— START OF Records supplied —

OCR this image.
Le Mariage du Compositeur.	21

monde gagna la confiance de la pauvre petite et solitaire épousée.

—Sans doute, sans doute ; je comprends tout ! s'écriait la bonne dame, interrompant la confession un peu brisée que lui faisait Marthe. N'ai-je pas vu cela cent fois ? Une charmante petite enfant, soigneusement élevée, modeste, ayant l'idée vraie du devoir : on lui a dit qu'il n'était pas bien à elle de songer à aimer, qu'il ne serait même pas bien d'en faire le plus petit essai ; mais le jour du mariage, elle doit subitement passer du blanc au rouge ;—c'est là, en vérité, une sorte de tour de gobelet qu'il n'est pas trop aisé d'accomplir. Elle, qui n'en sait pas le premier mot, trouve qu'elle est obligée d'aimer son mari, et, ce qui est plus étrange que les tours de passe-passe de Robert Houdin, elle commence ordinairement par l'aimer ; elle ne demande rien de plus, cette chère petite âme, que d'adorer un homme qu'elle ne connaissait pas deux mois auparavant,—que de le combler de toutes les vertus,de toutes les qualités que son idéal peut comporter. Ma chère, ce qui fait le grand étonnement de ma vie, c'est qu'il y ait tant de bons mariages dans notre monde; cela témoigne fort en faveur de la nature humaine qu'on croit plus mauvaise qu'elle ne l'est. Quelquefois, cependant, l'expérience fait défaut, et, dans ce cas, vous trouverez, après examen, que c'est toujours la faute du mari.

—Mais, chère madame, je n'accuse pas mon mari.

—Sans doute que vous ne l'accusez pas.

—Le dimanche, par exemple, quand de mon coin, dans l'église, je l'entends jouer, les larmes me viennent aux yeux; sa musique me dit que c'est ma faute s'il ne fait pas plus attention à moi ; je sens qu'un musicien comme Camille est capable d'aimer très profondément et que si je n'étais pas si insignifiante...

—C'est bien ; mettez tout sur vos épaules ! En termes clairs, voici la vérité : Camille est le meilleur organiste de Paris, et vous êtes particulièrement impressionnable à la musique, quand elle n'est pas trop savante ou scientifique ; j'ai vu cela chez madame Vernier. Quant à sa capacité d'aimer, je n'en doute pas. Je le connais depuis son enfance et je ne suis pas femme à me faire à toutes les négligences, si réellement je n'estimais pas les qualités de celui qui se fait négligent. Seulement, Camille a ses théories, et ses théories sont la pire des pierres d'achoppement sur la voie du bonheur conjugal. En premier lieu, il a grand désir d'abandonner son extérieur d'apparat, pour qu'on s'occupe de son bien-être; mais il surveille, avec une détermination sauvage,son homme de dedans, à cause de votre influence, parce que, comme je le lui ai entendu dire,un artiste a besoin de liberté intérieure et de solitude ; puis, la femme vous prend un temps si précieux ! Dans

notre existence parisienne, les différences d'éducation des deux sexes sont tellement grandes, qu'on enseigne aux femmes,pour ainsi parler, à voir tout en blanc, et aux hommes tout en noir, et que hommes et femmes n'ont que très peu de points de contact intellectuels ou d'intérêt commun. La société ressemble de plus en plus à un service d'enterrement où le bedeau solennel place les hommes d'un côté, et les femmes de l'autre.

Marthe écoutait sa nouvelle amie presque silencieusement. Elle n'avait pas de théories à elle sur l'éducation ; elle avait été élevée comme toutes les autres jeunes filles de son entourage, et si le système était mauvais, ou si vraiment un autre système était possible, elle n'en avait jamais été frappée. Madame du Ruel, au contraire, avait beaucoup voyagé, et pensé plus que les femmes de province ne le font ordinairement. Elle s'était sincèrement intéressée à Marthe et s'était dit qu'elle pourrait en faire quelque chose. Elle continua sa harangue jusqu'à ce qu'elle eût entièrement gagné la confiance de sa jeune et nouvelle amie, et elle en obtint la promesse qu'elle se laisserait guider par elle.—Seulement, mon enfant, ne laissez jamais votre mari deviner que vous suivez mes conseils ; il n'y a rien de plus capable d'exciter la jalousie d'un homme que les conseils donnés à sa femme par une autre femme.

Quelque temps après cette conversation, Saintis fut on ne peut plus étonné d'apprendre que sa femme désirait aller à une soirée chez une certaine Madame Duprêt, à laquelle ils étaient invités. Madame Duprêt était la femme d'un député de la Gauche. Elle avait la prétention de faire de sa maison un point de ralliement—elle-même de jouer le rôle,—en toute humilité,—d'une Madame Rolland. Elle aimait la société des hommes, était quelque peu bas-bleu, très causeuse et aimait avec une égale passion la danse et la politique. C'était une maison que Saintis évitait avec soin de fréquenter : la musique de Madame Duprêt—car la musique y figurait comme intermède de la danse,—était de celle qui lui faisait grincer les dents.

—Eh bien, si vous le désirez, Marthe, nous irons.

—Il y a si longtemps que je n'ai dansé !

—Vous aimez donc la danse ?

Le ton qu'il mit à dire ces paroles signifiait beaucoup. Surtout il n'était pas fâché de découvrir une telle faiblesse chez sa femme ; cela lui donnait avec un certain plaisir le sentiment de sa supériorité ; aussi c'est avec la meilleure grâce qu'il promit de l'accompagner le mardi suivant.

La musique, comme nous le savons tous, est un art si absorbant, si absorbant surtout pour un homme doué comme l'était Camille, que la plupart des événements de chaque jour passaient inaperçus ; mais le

— END OF Records supplied —

Please quote the records above exactly, without skipping a line.

OCR this image.
Le Mariage du Compositeur.	21

monde gagna la confiance de la pauvre petite et solitaire épousée.

—Sans doute, sans doute ; je comprends tout ! s'écriait la bonne dame, interrompant la confession un peu brisée que lui faisait Marthe. N'ai-je pas vu cela cent fois ? Une charmante petite enfant, soigneusement élevée, modeste, ayant l'idée vraie du devoir : on lui a dit qu'il n'était pas bien à elle de songer à aimer, qu'il ne serait même pas bien d'en faire le plus petit essai ; mais le jour du mariage, elle doit subitement passer du blanc au rouge ;—c'est là, en vérité, une sorte de tour de gobelet qu'il n'est pas trop aisé d'accomplir. Elle, qui n'en sait pas le premier mot, trouve qu'elle est obligée d'aimer son mari, et, ce qui est plus étrange que les tours de passe-passe de Robert Houdin, elle commence ordinairement par l'aimer ; elle ne demande rien de plus, cette chère petite âme, que d'adorer un homme qu'elle ne connaissait pas deux mois auparavant,—que de le combler de toutes les vertus,de toutes les qualités que son idéal peut comporter. Ma chère, ce qui fait le grand étonnement de ma vie, c'est qu'il y ait tant de bons mariages dans notre monde; cela témoigne fort en faveur de la nature humaine qu'on croit plus mauvaise qu'elle ne l'est. Quelquefois, cependant, l'expérience fait défaut, et, dans ce cas, vous trouverez, après examen, que c'est toujours la faute du mari.

—Mais, chère madame, je n'accuse pas mon mari.

—Sans doute que vous ne l'accusez pas.

—Le dimanche, par exemple, quand de mon coin, dans l'église, je l'entends jouer, les larmes me viennent aux yeux; sa musique me dit que c'est ma faute s'il ne fait pas plus attention à moi ; je sens qu'un musicien comme Camille est capable d'aimer très profondément et que si je n'étais pas si insignifiante...

—C'est bien ; mettez tout sur vos épaules ! En termes clairs, voici la vérité : Camille est le meilleur organiste de Paris, et vous êtes particulièrement impressionnable à la musique, quand elle n'est pas trop savante ou scientifique ; j'ai vu cela chez madame Vernier. Quant à sa capacité d'aimer, je n'en doute pas. Je le connais depuis son enfance et je ne suis pas femme à me faire à toutes les négligences, si réellement je n'estimais pas les qualités de celui qui se fait négligent. Seulement, Camille a ses théories, et ses théories sont la pire des pierres d'achoppement sur la voie du bonheur conjugal. En premier lieu, il a grand désir d'abandonner son extérieur d'apparat, pour qu'on s'occupe de son bien-être; mais il surveille, avec une détermination sauvage,son homme de dedans, à cause de votre influence, parce que, comme je le lui ai entendu dire,un artiste a besoin de liberté intérieure et de solitude ; puis, la femme vous prend un temps si précieux ! Dans

notre existence parisienne, les différences d'éducation des deux sexes sont tellement grandes, qu'on enseigne aux femmes,pour ainsi parler, à voir tout en blanc, et aux hommes tout en noir, et que hommes et femmes n'ont que très peu de points de contact intellectuels ou d'intérêt commun. La société ressemble de plus en plus à un service d'enterrement où le bedeau solennel place les hommes d'un côté, et les femmes de l'autre.

Marthe écoutait sa nouvelle amie presque silencieusement. Elle n'avait pas de théories à elle sur l'éducation ; elle avait été élevée comme toutes les autres jeunes filles de son entourage, et si le système était mauvais, ou si vraiment un autre système était possible, elle n'en avait jamais été frappée. Madame du Ruel, au contraire, avait beaucoup voyagé, et pensé plus que les femmes de province ne le font ordinairement. Elle s'était sincèrement intéressée à Marthe et s'était dit qu'elle pourrait en faire quelque chose. Elle continua sa harangue jusqu'à ce qu'elle eût entièrement gagné la confiance de sa jeune et nouvelle amie, et elle en obtint la promesse qu'elle se laisserait guider par elle.—Seulement, mon enfant, ne laissez jamais votre mari deviner que vous suivez mes conseils ; il n'y a rien de plus capable d'exciter la jalousie d'un homme que les conseils donnés à sa femme par une autre femme.

Quelque temps après cette conversation, Saintis fut on ne peut plus étonné d'apprendre que sa femme désirait aller à une soirée chez une certaine Madame Duprêt, à laquelle ils étaient invités. Madame Duprêt était la femme d'un député de la Gauche. Elle avait la prétention de faire de sa maison un point de ralliement—elle-même de jouer le rôle,—en toute humilité,—d'une Madame Rolland. Elle aimait la société des hommes, était quelque peu bas-bleu, très causeuse et aimait avec une égale passion la danse et la politique. C'était une maison que Saintis évitait avec soin de fréquenter : la musique de Madame Duprêt—car la musique y figurait comme intermède de la danse,—était de celle qui lui faisait grincer les dents.

—Eh bien, si vous le désirez, Marthe, nous irons.

—Il y a si longtemps que je n'ai dansé !

—Vous aimez donc la danse ?

Le ton qu'il mit à dire ces paroles signifiait beaucoup. Surtout il n'était pas fâché de découvrir une telle faiblesse chez sa femme ; cela lui donnait avec un certain plaisir le sentiment de sa supériorité ; aussi c'est avec la meilleure grâce qu'il promit de l'accompagner le mardi suivant.

La musique, comme nous le savons tous, est un art si absorbant, si absorbant surtout pour un homme doué comme l'était Camille, que la plupart des événements de chaque jour passaient inaperçus ; mais le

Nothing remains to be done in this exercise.